» Record set:
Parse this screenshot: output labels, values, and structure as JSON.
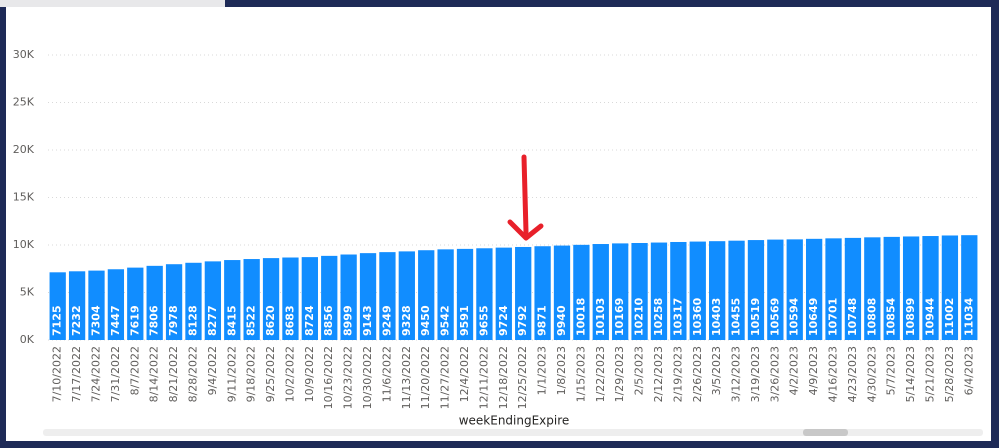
{
  "chart_data": {
    "type": "bar",
    "x_label": "weekEndingExpire",
    "categories": [
      "7/10/2022",
      "7/17/2022",
      "7/24/2022",
      "7/31/2022",
      "8/7/2022",
      "8/14/2022",
      "8/21/2022",
      "8/28/2022",
      "9/4/2022",
      "9/11/2022",
      "9/18/2022",
      "9/25/2022",
      "10/2/2022",
      "10/9/2022",
      "10/16/2022",
      "10/23/2022",
      "10/30/2022",
      "11/6/2022",
      "11/13/2022",
      "11/20/2022",
      "11/27/2022",
      "12/4/2022",
      "12/11/2022",
      "12/18/2022",
      "12/25/2022",
      "1/1/2023",
      "1/8/2023",
      "1/15/2023",
      "1/22/2023",
      "1/29/2023",
      "2/5/2023",
      "2/12/2023",
      "2/19/2023",
      "2/26/2023",
      "3/5/2023",
      "3/12/2023",
      "3/19/2023",
      "3/26/2023",
      "4/2/2023",
      "4/9/2023",
      "4/16/2023",
      "4/23/2023",
      "4/30/2023",
      "5/7/2023",
      "5/14/2023",
      "5/21/2023",
      "5/28/2023",
      "6/4/2023"
    ],
    "values": [
      7125,
      7232,
      7304,
      7447,
      7619,
      7806,
      7978,
      8128,
      8277,
      8415,
      8522,
      8620,
      8683,
      8724,
      8856,
      8999,
      9143,
      9249,
      9328,
      9450,
      9542,
      9591,
      9655,
      9724,
      9792,
      9871,
      9940,
      10018,
      10103,
      10169,
      10210,
      10258,
      10317,
      10360,
      10403,
      10455,
      10519,
      10569,
      10594,
      10649,
      10701,
      10748,
      10808,
      10854,
      10899,
      10944,
      11002,
      11034
    ],
    "color": "#118dff",
    "ylim": [
      0,
      33000
    ],
    "yticks": [
      {
        "value": 0,
        "label": "0K"
      },
      {
        "value": 5000,
        "label": "5K"
      },
      {
        "value": 10000,
        "label": "10K"
      },
      {
        "value": 15000,
        "label": "15K"
      },
      {
        "value": 20000,
        "label": "20K"
      },
      {
        "value": 25000,
        "label": "25K"
      },
      {
        "value": 30000,
        "label": "30K"
      }
    ],
    "grid": true
  }
}
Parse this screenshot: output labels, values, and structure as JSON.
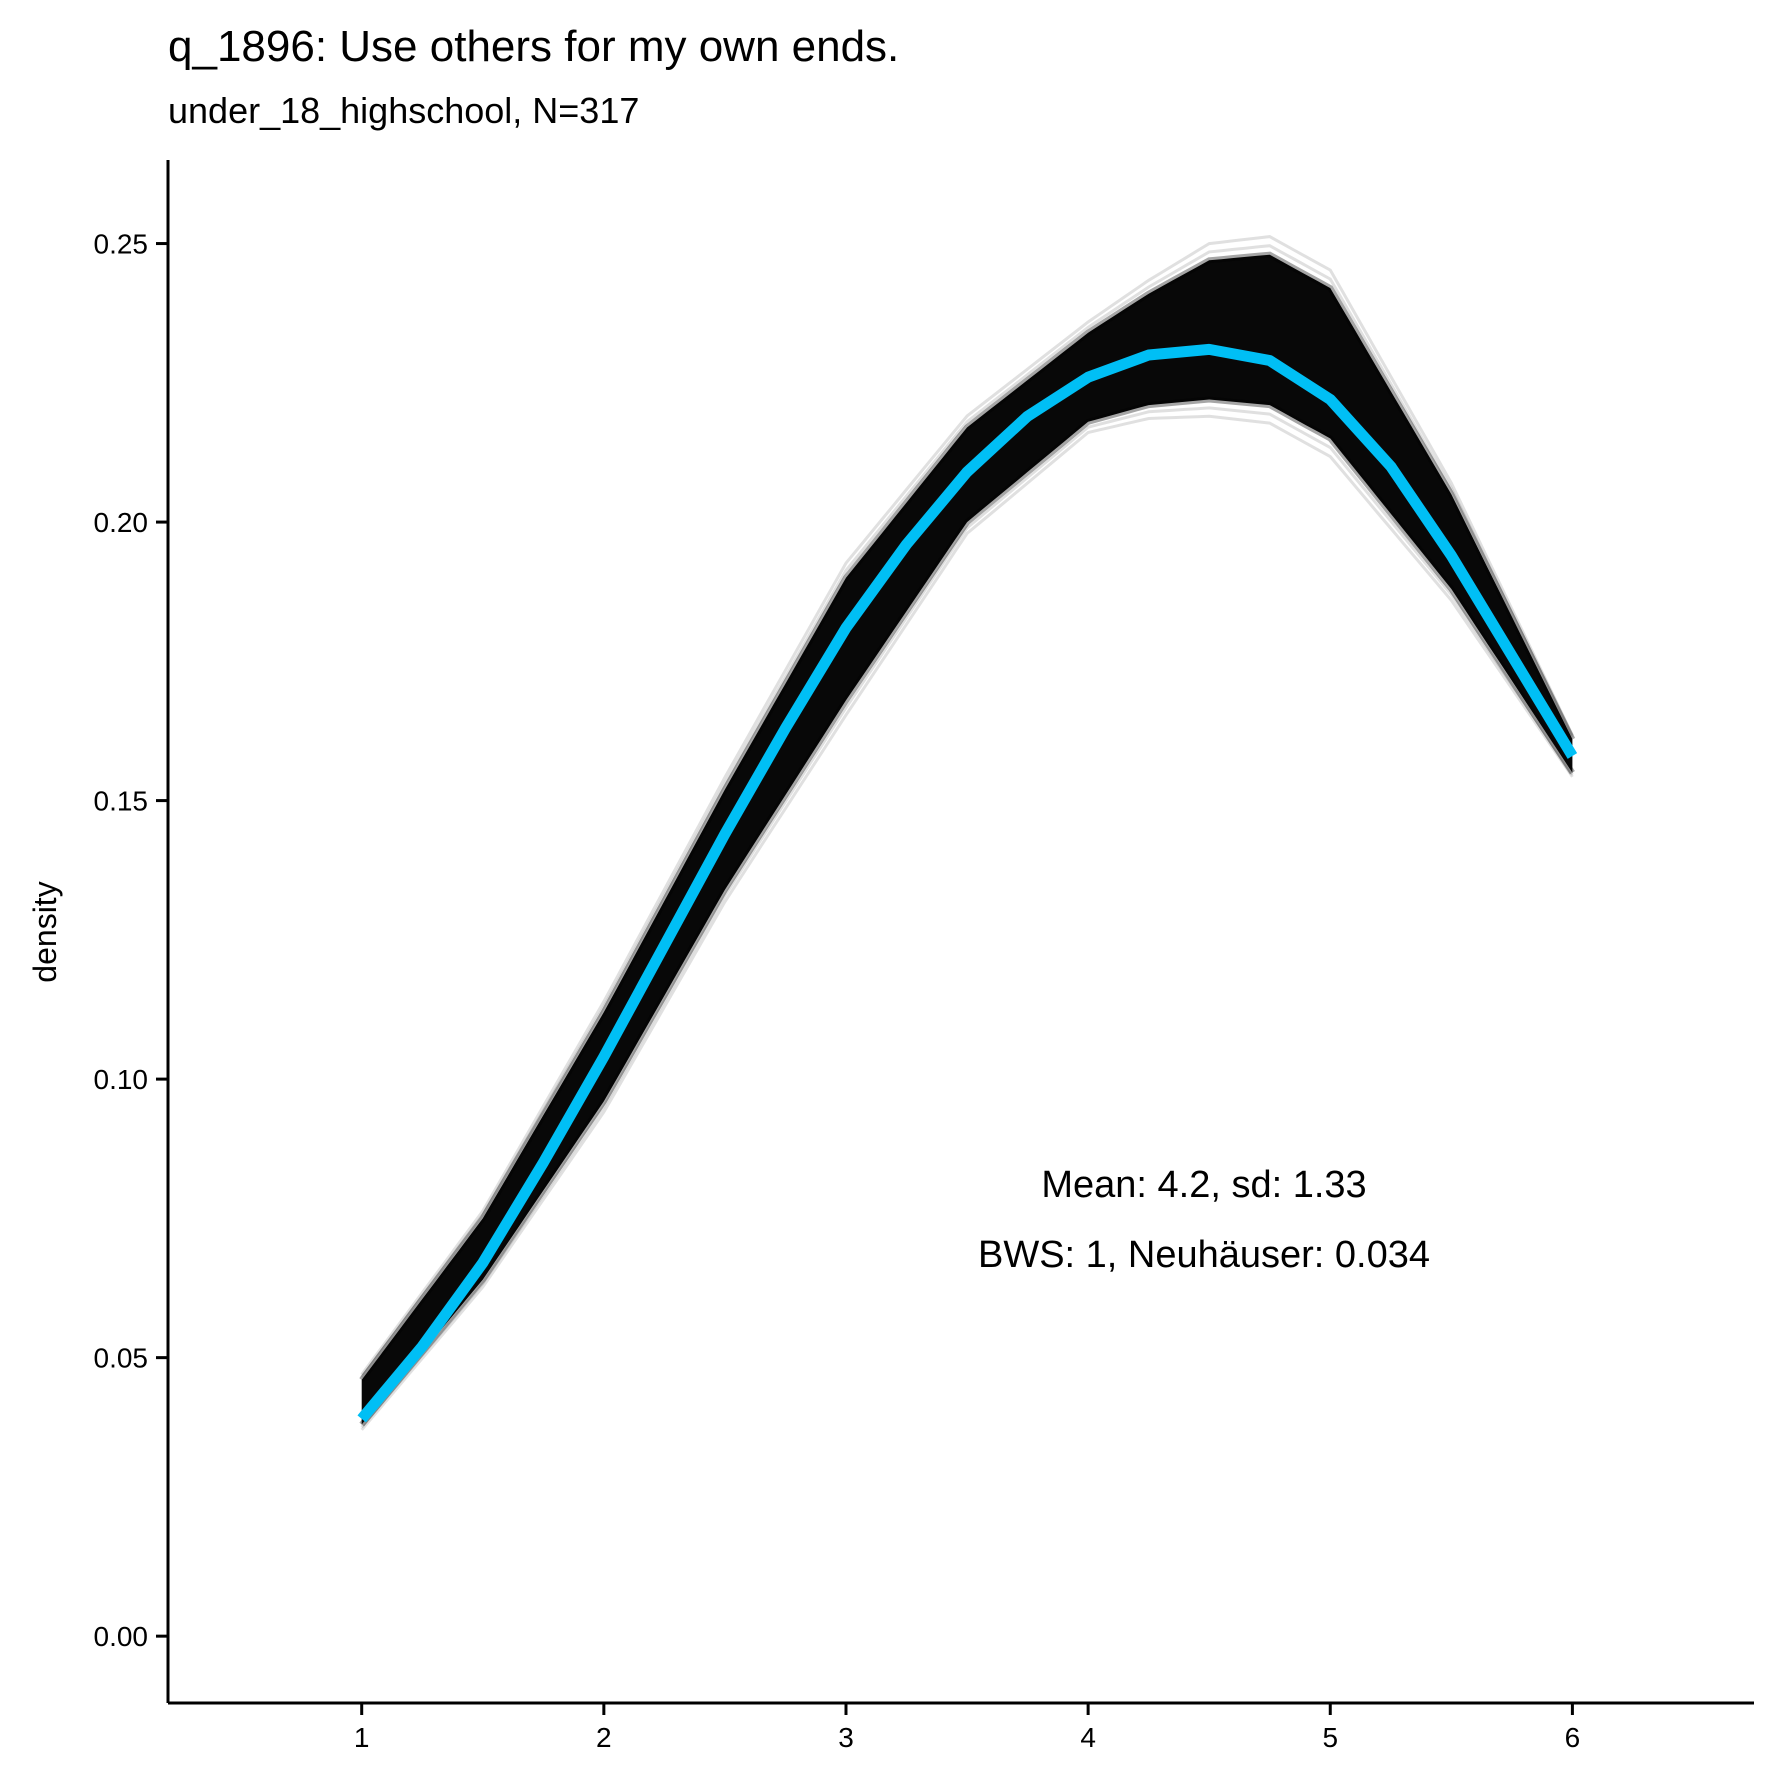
{
  "chart_data": {
    "type": "line",
    "title": "q_1896: Use others for my own ends.",
    "subtitle": "under_18_highschool, N=317",
    "xlabel": "",
    "ylabel": "density",
    "xlim": [
      0.2,
      6.75
    ],
    "ylim": [
      -0.012,
      0.265
    ],
    "x_ticks": [
      "1",
      "2",
      "3",
      "4",
      "5",
      "6"
    ],
    "y_ticks": [
      "0.00",
      "0.05",
      "0.10",
      "0.15",
      "0.20",
      "0.25"
    ],
    "grid": false,
    "legend": "none",
    "colors": {
      "mean_line": "#00BFF5",
      "bootstrap": "#000000"
    },
    "series": [
      {
        "role": "mean-density",
        "x": [
          1.0,
          1.25,
          1.5,
          1.75,
          2.0,
          2.25,
          2.5,
          2.75,
          3.0,
          3.25,
          3.5,
          3.75,
          4.0,
          4.25,
          4.5,
          4.75,
          5.0,
          5.25,
          5.5,
          5.75,
          6.0
        ],
        "y": [
          0.039,
          0.052,
          0.067,
          0.085,
          0.104,
          0.124,
          0.144,
          0.163,
          0.181,
          0.196,
          0.209,
          0.219,
          0.226,
          0.23,
          0.231,
          0.229,
          0.222,
          0.21,
          0.194,
          0.176,
          0.158
        ]
      }
    ],
    "band": {
      "role": "bootstrap-density-curves",
      "x": [
        1.0,
        1.5,
        2.0,
        2.5,
        3.0,
        3.5,
        4.0,
        4.25,
        4.5,
        4.75,
        5.0,
        5.5,
        6.0
      ],
      "lower": [
        0.038,
        0.064,
        0.096,
        0.134,
        0.168,
        0.2,
        0.218,
        0.221,
        0.222,
        0.221,
        0.215,
        0.188,
        0.155
      ],
      "upper": [
        0.046,
        0.075,
        0.112,
        0.152,
        0.19,
        0.217,
        0.234,
        0.241,
        0.247,
        0.248,
        0.242,
        0.205,
        0.161
      ]
    },
    "annotations": [
      "Mean: 4.2, sd: 1.33",
      "BWS: 1, Neuhäuser: 0.034"
    ]
  }
}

» Written instruction: Transcribe every entry above exactly. Omit all pictures.

» Correct output:
Parse this screenshot: output labels, values, and structure as JSON.
{
  "chart_data": {
    "type": "bar",
    "x_label": "weekEndingExpire",
    "categories": [
      "7/10/2022",
      "7/17/2022",
      "7/24/2022",
      "7/31/2022",
      "8/7/2022",
      "8/14/2022",
      "8/21/2022",
      "8/28/2022",
      "9/4/2022",
      "9/11/2022",
      "9/18/2022",
      "9/25/2022",
      "10/2/2022",
      "10/9/2022",
      "10/16/2022",
      "10/23/2022",
      "10/30/2022",
      "11/6/2022",
      "11/13/2022",
      "11/20/2022",
      "11/27/2022",
      "12/4/2022",
      "12/11/2022",
      "12/18/2022",
      "12/25/2022",
      "1/1/2023",
      "1/8/2023",
      "1/15/2023",
      "1/22/2023",
      "1/29/2023",
      "2/5/2023",
      "2/12/2023",
      "2/19/2023",
      "2/26/2023",
      "3/5/2023",
      "3/12/2023",
      "3/19/2023",
      "3/26/2023",
      "4/2/2023",
      "4/9/2023",
      "4/16/2023",
      "4/23/2023",
      "4/30/2023",
      "5/7/2023",
      "5/14/2023",
      "5/21/2023",
      "5/28/2023",
      "6/4/2023"
    ],
    "values": [
      7125,
      7232,
      7304,
      7447,
      7619,
      7806,
      7978,
      8128,
      8277,
      8415,
      8522,
      8620,
      8683,
      8724,
      8856,
      8999,
      9143,
      9249,
      9328,
      9450,
      9542,
      9591,
      9655,
      9724,
      9792,
      9871,
      9940,
      10018,
      10103,
      10169,
      10210,
      10258,
      10317,
      10360,
      10403,
      10455,
      10519,
      10569,
      10594,
      10649,
      10701,
      10748,
      10808,
      10854,
      10899,
      10944,
      11002,
      11034
    ],
    "color": "#118dff",
    "ylim": [
      0,
      33000
    ],
    "yticks": [
      {
        "value": 0,
        "label": "0K"
      },
      {
        "value": 5000,
        "label": "5K"
      },
      {
        "value": 10000,
        "label": "10K"
      },
      {
        "value": 15000,
        "label": "15K"
      },
      {
        "value": 20000,
        "label": "20K"
      },
      {
        "value": 25000,
        "label": "25K"
      },
      {
        "value": 30000,
        "label": "30K"
      }
    ],
    "grid": true
  }
}
Parse this screenshot: output labels, values, and structure as JSON.
{
  "chart_data": {
    "type": "line",
    "title": "q_1896: Use others for my own ends.",
    "subtitle": "under_18_highschool, N=317",
    "xlabel": "",
    "ylabel": "density",
    "xlim": [
      0.2,
      6.75
    ],
    "ylim": [
      -0.012,
      0.265
    ],
    "x_ticks": [
      "1",
      "2",
      "3",
      "4",
      "5",
      "6"
    ],
    "y_ticks": [
      "0.00",
      "0.05",
      "0.10",
      "0.15",
      "0.20",
      "0.25"
    ],
    "grid": false,
    "legend": "none",
    "colors": {
      "mean_line": "#00BFF5",
      "bootstrap": "#000000"
    },
    "series": [
      {
        "role": "mean-density",
        "x": [
          1.0,
          1.25,
          1.5,
          1.75,
          2.0,
          2.25,
          2.5,
          2.75,
          3.0,
          3.25,
          3.5,
          3.75,
          4.0,
          4.25,
          4.5,
          4.75,
          5.0,
          5.25,
          5.5,
          5.75,
          6.0
        ],
        "y": [
          0.039,
          0.052,
          0.067,
          0.085,
          0.104,
          0.124,
          0.144,
          0.163,
          0.181,
          0.196,
          0.209,
          0.219,
          0.226,
          0.23,
          0.231,
          0.229,
          0.222,
          0.21,
          0.194,
          0.176,
          0.158
        ]
      }
    ],
    "band": {
      "role": "bootstrap-density-curves",
      "x": [
        1.0,
        1.5,
        2.0,
        2.5,
        3.0,
        3.5,
        4.0,
        4.25,
        4.5,
        4.75,
        5.0,
        5.5,
        6.0
      ],
      "lower": [
        0.038,
        0.064,
        0.096,
        0.134,
        0.168,
        0.2,
        0.218,
        0.221,
        0.222,
        0.221,
        0.215,
        0.188,
        0.155
      ],
      "upper": [
        0.046,
        0.075,
        0.112,
        0.152,
        0.19,
        0.217,
        0.234,
        0.241,
        0.247,
        0.248,
        0.242,
        0.205,
        0.161
      ]
    },
    "annotations": [
      "Mean: 4.2, sd: 1.33",
      "BWS: 1, Neuhäuser: 0.034"
    ]
  }
}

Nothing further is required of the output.